**What you will do:** Restate each of the lines given below, word for word.

**Working data:**
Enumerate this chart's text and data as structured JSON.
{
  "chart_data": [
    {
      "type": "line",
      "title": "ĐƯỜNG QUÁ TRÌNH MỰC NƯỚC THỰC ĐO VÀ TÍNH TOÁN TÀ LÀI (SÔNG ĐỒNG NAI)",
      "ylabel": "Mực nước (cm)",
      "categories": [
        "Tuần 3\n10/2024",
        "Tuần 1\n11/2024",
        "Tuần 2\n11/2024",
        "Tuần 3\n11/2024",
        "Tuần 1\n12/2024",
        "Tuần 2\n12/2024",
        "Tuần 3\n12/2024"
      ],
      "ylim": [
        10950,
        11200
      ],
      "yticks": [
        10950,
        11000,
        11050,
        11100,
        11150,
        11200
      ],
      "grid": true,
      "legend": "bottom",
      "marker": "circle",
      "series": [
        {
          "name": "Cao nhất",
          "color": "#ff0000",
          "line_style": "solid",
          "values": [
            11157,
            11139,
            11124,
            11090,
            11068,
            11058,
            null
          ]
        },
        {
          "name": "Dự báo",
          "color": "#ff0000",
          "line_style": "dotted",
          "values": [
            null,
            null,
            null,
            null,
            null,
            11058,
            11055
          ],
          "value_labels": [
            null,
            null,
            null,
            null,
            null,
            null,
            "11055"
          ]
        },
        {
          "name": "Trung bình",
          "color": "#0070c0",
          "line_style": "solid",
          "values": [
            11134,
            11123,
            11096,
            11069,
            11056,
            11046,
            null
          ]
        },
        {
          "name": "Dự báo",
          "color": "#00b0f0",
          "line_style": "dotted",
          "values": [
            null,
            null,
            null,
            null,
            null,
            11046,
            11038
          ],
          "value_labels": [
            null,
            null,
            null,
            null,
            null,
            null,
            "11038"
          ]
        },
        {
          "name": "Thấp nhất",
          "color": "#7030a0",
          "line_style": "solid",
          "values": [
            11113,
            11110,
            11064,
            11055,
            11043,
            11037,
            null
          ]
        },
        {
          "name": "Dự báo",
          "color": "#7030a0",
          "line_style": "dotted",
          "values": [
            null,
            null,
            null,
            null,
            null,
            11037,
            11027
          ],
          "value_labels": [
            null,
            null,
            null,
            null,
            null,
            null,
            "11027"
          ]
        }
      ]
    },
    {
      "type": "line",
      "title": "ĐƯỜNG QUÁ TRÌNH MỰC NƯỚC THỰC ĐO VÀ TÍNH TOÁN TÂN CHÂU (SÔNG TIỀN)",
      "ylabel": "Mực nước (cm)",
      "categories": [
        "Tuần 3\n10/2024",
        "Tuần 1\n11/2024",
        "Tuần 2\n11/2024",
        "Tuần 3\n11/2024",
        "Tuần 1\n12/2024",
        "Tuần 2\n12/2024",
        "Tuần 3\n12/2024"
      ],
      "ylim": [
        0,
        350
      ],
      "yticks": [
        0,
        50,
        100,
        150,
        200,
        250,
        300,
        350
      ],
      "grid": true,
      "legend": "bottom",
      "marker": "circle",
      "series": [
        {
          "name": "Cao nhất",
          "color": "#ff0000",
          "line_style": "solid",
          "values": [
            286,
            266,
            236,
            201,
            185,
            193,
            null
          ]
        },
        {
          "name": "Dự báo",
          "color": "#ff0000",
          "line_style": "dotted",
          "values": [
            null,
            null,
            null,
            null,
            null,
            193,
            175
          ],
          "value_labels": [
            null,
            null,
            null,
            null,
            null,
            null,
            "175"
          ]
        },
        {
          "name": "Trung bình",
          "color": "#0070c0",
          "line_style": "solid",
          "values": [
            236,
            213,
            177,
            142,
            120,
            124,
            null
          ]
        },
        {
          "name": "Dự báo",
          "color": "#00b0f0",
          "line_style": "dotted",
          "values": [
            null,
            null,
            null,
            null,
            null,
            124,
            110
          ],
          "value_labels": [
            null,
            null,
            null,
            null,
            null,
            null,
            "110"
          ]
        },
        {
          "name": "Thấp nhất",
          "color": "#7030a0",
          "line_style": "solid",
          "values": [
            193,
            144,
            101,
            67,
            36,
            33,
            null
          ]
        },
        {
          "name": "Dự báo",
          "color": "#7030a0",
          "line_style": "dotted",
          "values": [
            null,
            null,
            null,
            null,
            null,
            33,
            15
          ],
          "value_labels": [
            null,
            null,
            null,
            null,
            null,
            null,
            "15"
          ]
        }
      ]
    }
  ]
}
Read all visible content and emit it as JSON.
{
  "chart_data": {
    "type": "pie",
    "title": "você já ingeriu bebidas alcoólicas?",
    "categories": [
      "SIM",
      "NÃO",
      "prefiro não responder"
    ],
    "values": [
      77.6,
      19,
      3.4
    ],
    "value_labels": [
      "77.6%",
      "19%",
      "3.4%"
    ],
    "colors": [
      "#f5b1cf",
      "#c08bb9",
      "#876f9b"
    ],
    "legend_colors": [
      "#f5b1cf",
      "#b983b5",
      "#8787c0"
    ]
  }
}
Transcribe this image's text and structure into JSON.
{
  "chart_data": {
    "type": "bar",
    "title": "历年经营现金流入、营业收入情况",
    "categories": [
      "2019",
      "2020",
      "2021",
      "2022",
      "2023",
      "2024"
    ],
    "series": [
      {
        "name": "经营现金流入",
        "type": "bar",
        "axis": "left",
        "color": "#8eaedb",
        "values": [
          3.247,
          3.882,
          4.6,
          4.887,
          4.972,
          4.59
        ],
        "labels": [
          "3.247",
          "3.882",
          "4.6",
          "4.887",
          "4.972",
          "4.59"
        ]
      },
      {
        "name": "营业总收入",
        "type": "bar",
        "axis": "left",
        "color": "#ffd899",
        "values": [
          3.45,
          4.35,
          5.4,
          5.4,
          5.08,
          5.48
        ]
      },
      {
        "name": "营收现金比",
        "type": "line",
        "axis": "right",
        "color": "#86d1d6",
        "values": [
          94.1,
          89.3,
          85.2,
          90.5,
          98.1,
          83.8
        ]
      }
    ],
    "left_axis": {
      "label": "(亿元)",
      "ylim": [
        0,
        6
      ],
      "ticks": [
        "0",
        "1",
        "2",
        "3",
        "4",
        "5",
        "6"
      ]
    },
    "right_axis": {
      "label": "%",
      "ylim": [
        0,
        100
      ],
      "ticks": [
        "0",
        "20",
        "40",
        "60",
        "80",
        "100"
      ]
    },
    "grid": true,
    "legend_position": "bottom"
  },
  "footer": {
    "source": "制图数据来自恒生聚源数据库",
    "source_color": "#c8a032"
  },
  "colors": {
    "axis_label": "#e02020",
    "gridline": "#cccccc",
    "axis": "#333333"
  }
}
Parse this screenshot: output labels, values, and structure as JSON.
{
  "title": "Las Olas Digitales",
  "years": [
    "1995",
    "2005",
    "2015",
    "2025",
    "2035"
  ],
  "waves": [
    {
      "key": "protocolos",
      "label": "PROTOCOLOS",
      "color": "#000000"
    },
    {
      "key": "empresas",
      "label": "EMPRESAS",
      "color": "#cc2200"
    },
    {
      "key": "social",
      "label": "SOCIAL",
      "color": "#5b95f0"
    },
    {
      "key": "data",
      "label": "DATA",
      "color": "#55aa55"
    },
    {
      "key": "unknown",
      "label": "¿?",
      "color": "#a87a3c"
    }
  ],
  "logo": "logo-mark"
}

**Answer to this task:**
Enumerate this chart's text and data as structured JSON.
{
  "chart_data": [
    {
      "type": "line",
      "title": "ĐƯỜNG QUÁ TRÌNH MỰC NƯỚC THỰC ĐO VÀ TÍNH TOÁN TÀ LÀI (SÔNG ĐỒNG NAI)",
      "ylabel": "Mực nước (cm)",
      "categories": [
        "Tuần 3\n10/2024",
        "Tuần 1\n11/2024",
        "Tuần 2\n11/2024",
        "Tuần 3\n11/2024",
        "Tuần 1\n12/2024",
        "Tuần 2\n12/2024",
        "Tuần 3\n12/2024"
      ],
      "ylim": [
        10950,
        11200
      ],
      "yticks": [
        10950,
        11000,
        11050,
        11100,
        11150,
        11200
      ],
      "grid": true,
      "legend": "bottom",
      "marker": "circle",
      "series": [
        {
          "name": "Cao nhất",
          "color": "#ff0000",
          "line_style": "solid",
          "values": [
            11157,
            11139,
            11124,
            11090,
            11068,
            11058,
            null
          ]
        },
        {
          "name": "Dự báo",
          "color": "#ff0000",
          "line_style": "dotted",
          "values": [
            null,
            null,
            null,
            null,
            null,
            11058,
            11055
          ],
          "value_labels": [
            null,
            null,
            null,
            null,
            null,
            null,
            "11055"
          ]
        },
        {
          "name": "Trung bình",
          "color": "#0070c0",
          "line_style": "solid",
          "values": [
            11134,
            11123,
            11096,
            11069,
            11056,
            11046,
            null
          ]
        },
        {
          "name": "Dự báo",
          "color": "#00b0f0",
          "line_style": "dotted",
          "values": [
            null,
            null,
            null,
            null,
            null,
            11046,
            11038
          ],
          "value_labels": [
            null,
            null,
            null,
            null,
            null,
            null,
            "11038"
          ]
        },
        {
          "name": "Thấp nhất",
          "color": "#7030a0",
          "line_style": "solid",
          "values": [
            11113,
            11110,
            11064,
            11055,
            11043,
            11037,
            null
          ]
        },
        {
          "name": "Dự báo",
          "color": "#7030a0",
          "line_style": "dotted",
          "values": [
            null,
            null,
            null,
            null,
            null,
            11037,
            11027
          ],
          "value_labels": [
            null,
            null,
            null,
            null,
            null,
            null,
            "11027"
          ]
        }
      ]
    },
    {
      "type": "line",
      "title": "ĐƯỜNG QUÁ TRÌNH MỰC NƯỚC THỰC ĐO VÀ TÍNH TOÁN TÂN CHÂU (SÔNG TIỀN)",
      "ylabel": "Mực nước (cm)",
      "categories": [
        "Tuần 3\n10/2024",
        "Tuần 1\n11/2024",
        "Tuần 2\n11/2024",
        "Tuần 3\n11/2024",
        "Tuần 1\n12/2024",
        "Tuần 2\n12/2024",
        "Tuần 3\n12/2024"
      ],
      "ylim": [
        0,
        350
      ],
      "yticks": [
        0,
        50,
        100,
        150,
        200,
        250,
        300,
        350
      ],
      "grid": true,
      "legend": "bottom",
      "marker": "circle",
      "series": [
        {
          "name": "Cao nhất",
          "color": "#ff0000",
          "line_style": "solid",
          "values": [
            286,
            266,
            236,
            201,
            185,
            193,
            null
          ]
        },
        {
          "name": "Dự báo",
          "color": "#ff0000",
          "line_style": "dotted",
          "values": [
            null,
            null,
            null,
            null,
            null,
            193,
            175
          ],
          "value_labels": [
            null,
            null,
            null,
            null,
            null,
            null,
            "175"
          ]
        },
        {
          "name": "Trung bình",
          "color": "#0070c0",
          "line_style": "solid",
          "values": [
            236,
            213,
            177,
            142,
            120,
            124,
            null
          ]
        },
        {
          "name": "Dự báo",
          "color": "#00b0f0",
          "line_style": "dotted",
          "values": [
            null,
            null,
            null,
            null,
            null,
            124,
            110
          ],
          "value_labels": [
            null,
            null,
            null,
            null,
            null,
            null,
            "110"
          ]
        },
        {
          "name": "Thấp nhất",
          "color": "#7030a0",
          "line_style": "solid",
          "values": [
            193,
            144,
            101,
            67,
            36,
            33,
            null
          ]
        },
        {
          "name": "Dự báo",
          "color": "#7030a0",
          "line_style": "dotted",
          "values": [
            null,
            null,
            null,
            null,
            null,
            33,
            15
          ],
          "value_labels": [
            null,
            null,
            null,
            null,
            null,
            null,
            "15"
          ]
        }
      ]
    }
  ]
}
Read all visible content and emit it as JSON.
{
  "chart_data": {
    "type": "pie",
    "title": "você já ingeriu bebidas alcoólicas?",
    "categories": [
      "SIM",
      "NÃO",
      "prefiro não responder"
    ],
    "values": [
      77.6,
      19,
      3.4
    ],
    "value_labels": [
      "77.6%",
      "19%",
      "3.4%"
    ],
    "colors": [
      "#f5b1cf",
      "#c08bb9",
      "#876f9b"
    ],
    "legend_colors": [
      "#f5b1cf",
      "#b983b5",
      "#8787c0"
    ]
  }
}
Transcribe this image's text and structure into JSON.
{
  "chart_data": {
    "type": "bar",
    "title": "历年经营现金流入、营业收入情况",
    "categories": [
      "2019",
      "2020",
      "2021",
      "2022",
      "2023",
      "2024"
    ],
    "series": [
      {
        "name": "经营现金流入",
        "type": "bar",
        "axis": "left",
        "color": "#8eaedb",
        "values": [
          3.247,
          3.882,
          4.6,
          4.887,
          4.972,
          4.59
        ],
        "labels": [
          "3.247",
          "3.882",
          "4.6",
          "4.887",
          "4.972",
          "4.59"
        ]
      },
      {
        "name": "营业总收入",
        "type": "bar",
        "axis": "left",
        "color": "#ffd899",
        "values": [
          3.45,
          4.35,
          5.4,
          5.4,
          5.08,
          5.48
        ]
      },
      {
        "name": "营收现金比",
        "type": "line",
        "axis": "right",
        "color": "#86d1d6",
        "values": [
          94.1,
          89.3,
          85.2,
          90.5,
          98.1,
          83.8
        ]
      }
    ],
    "left_axis": {
      "label": "(亿元)",
      "ylim": [
        0,
        6
      ],
      "ticks": [
        "0",
        "1",
        "2",
        "3",
        "4",
        "5",
        "6"
      ]
    },
    "right_axis": {
      "label": "%",
      "ylim": [
        0,
        100
      ],
      "ticks": [
        "0",
        "20",
        "40",
        "60",
        "80",
        "100"
      ]
    },
    "grid": true,
    "legend_position": "bottom"
  },
  "footer": {
    "source": "制图数据来自恒生聚源数据库",
    "source_color": "#c8a032"
  },
  "colors": {
    "axis_label": "#e02020",
    "gridline": "#cccccc",
    "axis": "#333333"
  }
}
Parse this screenshot: output labels, values, and structure as JSON.
{
  "title": "Las Olas Digitales",
  "years": [
    "1995",
    "2005",
    "2015",
    "2025",
    "2035"
  ],
  "waves": [
    {
      "key": "protocolos",
      "label": "PROTOCOLOS",
      "color": "#000000"
    },
    {
      "key": "empresas",
      "label": "EMPRESAS",
      "color": "#cc2200"
    },
    {
      "key": "social",
      "label": "SOCIAL",
      "color": "#5b95f0"
    },
    {
      "key": "data",
      "label": "DATA",
      "color": "#55aa55"
    },
    {
      "key": "unknown",
      "label": "¿?",
      "color": "#a87a3c"
    }
  ],
  "logo": "logo-mark"
}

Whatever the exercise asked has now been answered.